TASK BRIEF ->
Find every line with the word "بالأصل". Copy those lines.

THE INPUT ->

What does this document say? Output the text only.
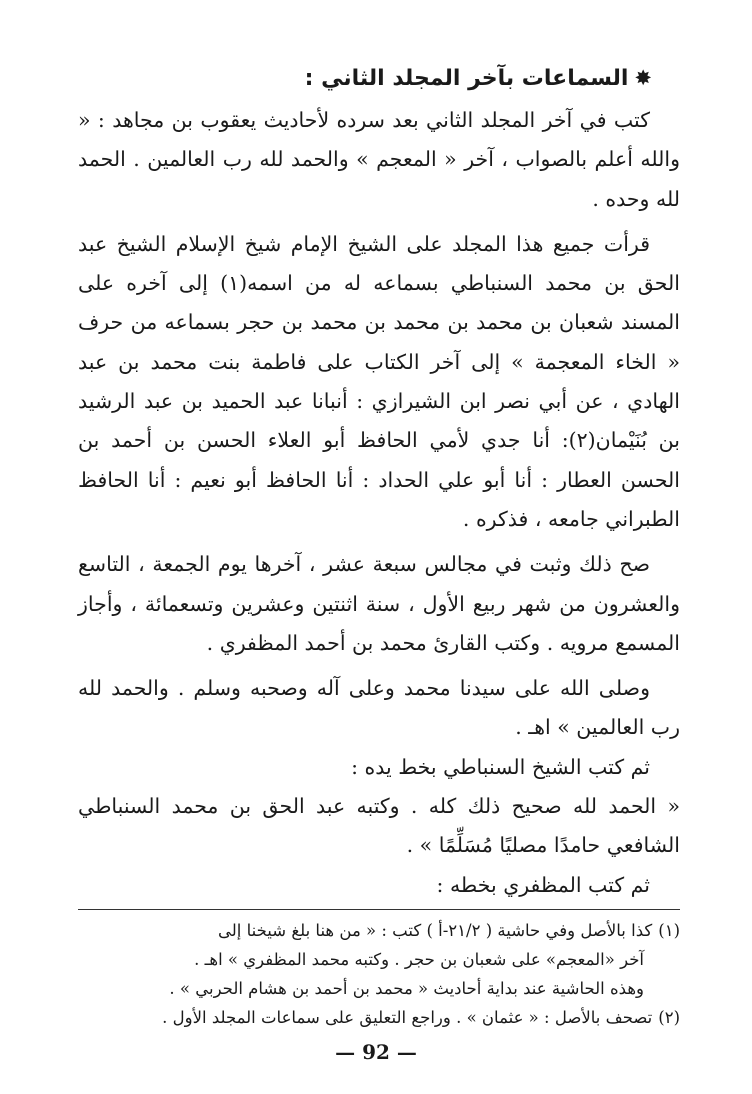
✸السماعات بآخر المجلد الثاني :

كتب في آخر المجلد الثاني بعد سرده لأحاديث يعقوب بن مجاهد : « والله أعلم بالصواب ، آخر « المعجم » والحمد لله رب العالمين . الحمد لله وحده .

قرأت جميع هذا المجلد على الشيخ الإمام شيخ الإسلام الشيخ عبد الحق بن محمد السنباطي بسماعه له من اسمه(١) إلى آخره على المسند شعبان بن محمد بن محمد بن محمد بن حجر بسماعه من حرف « الخاء المعجمة » إلى آخر الكتاب على فاطمة بنت محمد بن عبد الهادي ، عن أبي نصر ابن الشيرازي : أنبانا عبد الحميد بن عبد الرشيد بن بُنَيْمان(٢): أنا جدي لأمي الحافظ أبو العلاء الحسن بن أحمد بن الحسن العطار : أنا أبو علي الحداد : أنا الحافظ أبو نعيم : أنا الحافظ الطبراني جامعه ، فذكره .

صح ذلك وثبت في مجالس سبعة عشر ، آخرها يوم الجمعة ، التاسع والعشرون من شهر ربيع الأول ، سنة اثنتين وعشرين وتسعمائة ، وأجاز المسمع مرويه . وكتب القارئ محمد بن أحمد المظفري .

وصلى الله على سيدنا محمد وعلى آله وصحبه وسلم . والحمد لله رب العالمين » اهـ .

ثم كتب الشيخ السنباطي بخط يده :

« الحمد لله صحيح ذلك كله . وكتبه عبد الحق بن محمد السنباطي الشافعي حامدًا مصليًا مُسَلِّمًا » .

ثم كتب المظفري بخطه :

(١)كذا بالأصل وفي حاشية ( ٢١/٢-أ ) كتب : « من هنا بلغ شيخنا إلى

آخر «المعجم» على شعبان بن حجر . وكتبه محمد المظفري » اهـ .

وهذه الحاشية عند بداية أحاديث « محمد بن أحمد بن هشام الحربي » .

(٢)تصحف بالأصل : « عثمان » . وراجع التعليق على سماعات المجلد الأول .

— 92 —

REPLY ->
(١)كذا بالأصل وفي حاشية ( ٢١/٢-أ ) كتب : « من هنا بلغ شيخنا إلى
(٢)تصحف بالأصل : « عثمان » . وراجع التعليق على سماعات المجلد الأول .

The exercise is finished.